[START OF MATERIAL SUPPLIED]

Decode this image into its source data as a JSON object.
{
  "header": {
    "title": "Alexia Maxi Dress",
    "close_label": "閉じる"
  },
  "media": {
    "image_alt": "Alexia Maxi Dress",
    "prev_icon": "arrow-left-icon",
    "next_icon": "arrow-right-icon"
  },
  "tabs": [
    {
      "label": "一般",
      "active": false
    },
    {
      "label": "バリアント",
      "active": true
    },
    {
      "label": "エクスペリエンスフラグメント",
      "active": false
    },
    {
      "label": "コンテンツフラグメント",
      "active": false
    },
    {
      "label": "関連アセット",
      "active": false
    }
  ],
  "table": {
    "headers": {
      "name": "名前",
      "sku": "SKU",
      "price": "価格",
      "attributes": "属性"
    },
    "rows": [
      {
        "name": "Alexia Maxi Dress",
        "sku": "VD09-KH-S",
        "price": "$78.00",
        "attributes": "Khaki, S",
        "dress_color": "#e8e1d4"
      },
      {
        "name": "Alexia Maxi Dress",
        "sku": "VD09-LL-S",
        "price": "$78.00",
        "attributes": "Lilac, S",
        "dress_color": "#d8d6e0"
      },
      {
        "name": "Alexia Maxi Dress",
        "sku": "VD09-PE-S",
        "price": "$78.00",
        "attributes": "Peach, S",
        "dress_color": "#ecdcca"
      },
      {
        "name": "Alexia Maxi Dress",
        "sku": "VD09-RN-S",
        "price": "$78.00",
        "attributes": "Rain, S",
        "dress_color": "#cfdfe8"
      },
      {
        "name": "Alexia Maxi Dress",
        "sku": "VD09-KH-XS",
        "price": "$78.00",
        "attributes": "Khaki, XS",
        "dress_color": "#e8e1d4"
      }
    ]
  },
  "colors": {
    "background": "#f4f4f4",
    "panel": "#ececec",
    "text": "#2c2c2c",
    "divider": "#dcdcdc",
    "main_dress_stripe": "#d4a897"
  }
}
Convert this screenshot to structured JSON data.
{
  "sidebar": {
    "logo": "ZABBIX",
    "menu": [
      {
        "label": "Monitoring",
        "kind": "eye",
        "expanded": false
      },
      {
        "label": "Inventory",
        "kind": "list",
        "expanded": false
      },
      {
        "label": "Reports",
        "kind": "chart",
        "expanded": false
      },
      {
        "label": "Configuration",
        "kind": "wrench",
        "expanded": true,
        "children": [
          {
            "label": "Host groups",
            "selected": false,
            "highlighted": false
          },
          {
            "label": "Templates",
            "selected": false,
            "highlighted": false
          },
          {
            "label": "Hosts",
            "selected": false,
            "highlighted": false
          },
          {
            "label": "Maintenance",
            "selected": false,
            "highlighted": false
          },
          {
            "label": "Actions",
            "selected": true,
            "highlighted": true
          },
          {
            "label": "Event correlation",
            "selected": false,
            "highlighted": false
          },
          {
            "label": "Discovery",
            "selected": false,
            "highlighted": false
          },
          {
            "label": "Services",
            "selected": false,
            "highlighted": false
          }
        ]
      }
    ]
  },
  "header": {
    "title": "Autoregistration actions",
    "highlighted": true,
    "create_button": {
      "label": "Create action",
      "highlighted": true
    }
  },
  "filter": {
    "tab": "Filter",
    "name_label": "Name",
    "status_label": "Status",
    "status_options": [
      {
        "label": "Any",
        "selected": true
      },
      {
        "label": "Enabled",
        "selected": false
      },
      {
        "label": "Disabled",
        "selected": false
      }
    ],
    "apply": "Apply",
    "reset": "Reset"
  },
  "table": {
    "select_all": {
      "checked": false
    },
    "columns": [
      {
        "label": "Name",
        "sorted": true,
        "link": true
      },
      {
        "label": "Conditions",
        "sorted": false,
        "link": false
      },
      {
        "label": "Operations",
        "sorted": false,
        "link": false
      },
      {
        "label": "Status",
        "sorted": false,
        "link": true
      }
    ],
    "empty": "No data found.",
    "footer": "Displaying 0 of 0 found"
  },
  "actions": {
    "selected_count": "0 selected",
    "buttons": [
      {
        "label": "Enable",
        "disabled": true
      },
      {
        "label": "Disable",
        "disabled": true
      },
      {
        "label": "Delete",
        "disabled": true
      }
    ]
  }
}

[END OF MATERIAL SUPPLIED]

(SET PROBLEM): Copy out each line of the listing that holds "arrow".

(TASK RESULT):
    "prev_icon": "arrow-left-icon",
    "next_icon": "arrow-right-icon"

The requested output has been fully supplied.